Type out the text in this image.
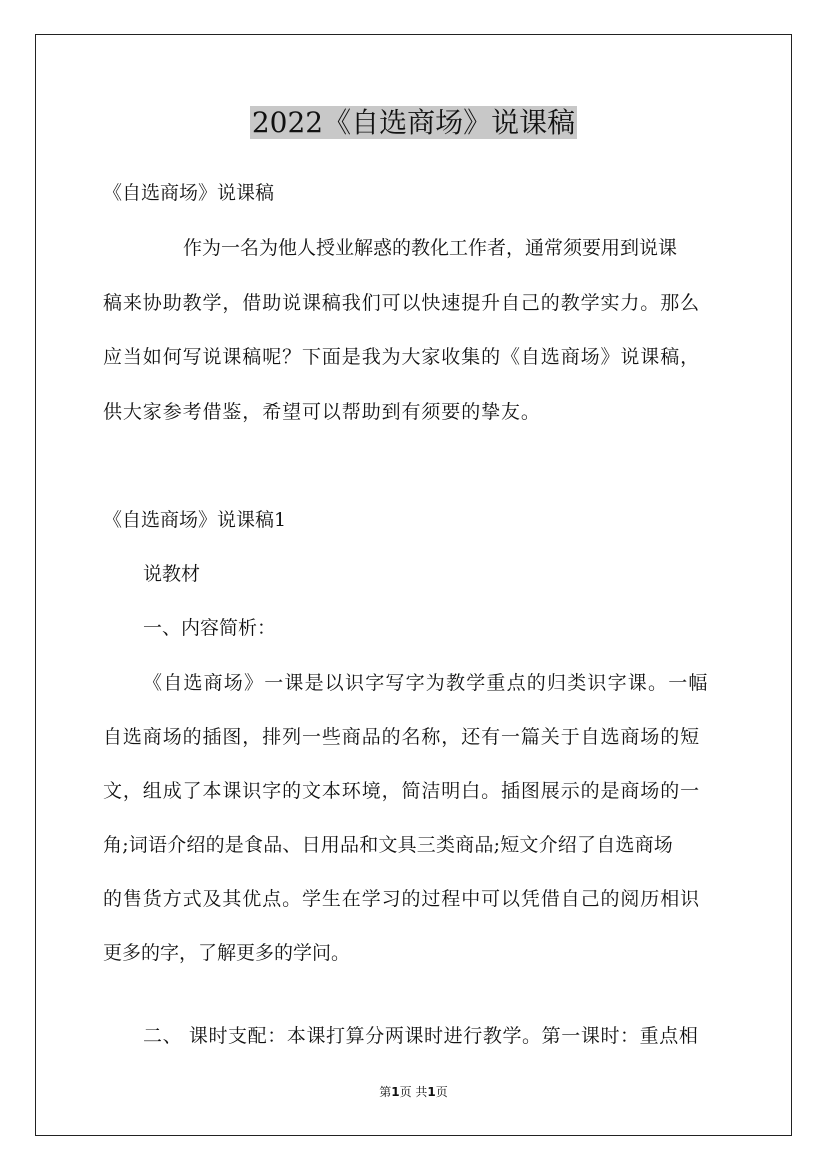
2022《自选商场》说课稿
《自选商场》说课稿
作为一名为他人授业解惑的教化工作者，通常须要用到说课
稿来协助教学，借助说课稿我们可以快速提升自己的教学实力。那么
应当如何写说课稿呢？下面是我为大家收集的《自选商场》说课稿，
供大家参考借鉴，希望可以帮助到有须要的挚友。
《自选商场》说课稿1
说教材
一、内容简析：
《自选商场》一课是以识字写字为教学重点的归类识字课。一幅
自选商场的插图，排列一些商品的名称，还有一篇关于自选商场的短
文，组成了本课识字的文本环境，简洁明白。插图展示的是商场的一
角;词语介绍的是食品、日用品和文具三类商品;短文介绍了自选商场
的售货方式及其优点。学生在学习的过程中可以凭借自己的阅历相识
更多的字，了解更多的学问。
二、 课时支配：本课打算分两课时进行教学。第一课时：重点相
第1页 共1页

-*-*-

## WHAT NEEDS TO BE DONE
Return each line exactly as written. Any picture gets left out.

## TASK RESPONSE
Type out the text in this image.
2022《自选商场》说课稿
《自选商场》说课稿
作为一名为他人授业解惑的教化工作者，通常须要用到说课
稿来协助教学，借助说课稿我们可以快速提升自己的教学实力。那么
应当如何写说课稿呢？下面是我为大家收集的《自选商场》说课稿，
供大家参考借鉴，希望可以帮助到有须要的挚友。
《自选商场》说课稿1
说教材
一、内容简析：
《自选商场》一课是以识字写字为教学重点的归类识字课。一幅
自选商场的插图，排列一些商品的名称，还有一篇关于自选商场的短
文，组成了本课识字的文本环境，简洁明白。插图展示的是商场的一
角;词语介绍的是食品、日用品和文具三类商品;短文介绍了自选商场
的售货方式及其优点。学生在学习的过程中可以凭借自己的阅历相识
更多的字，了解更多的学问。
二、 课时支配：本课打算分两课时进行教学。第一课时：重点相
第1页 共1页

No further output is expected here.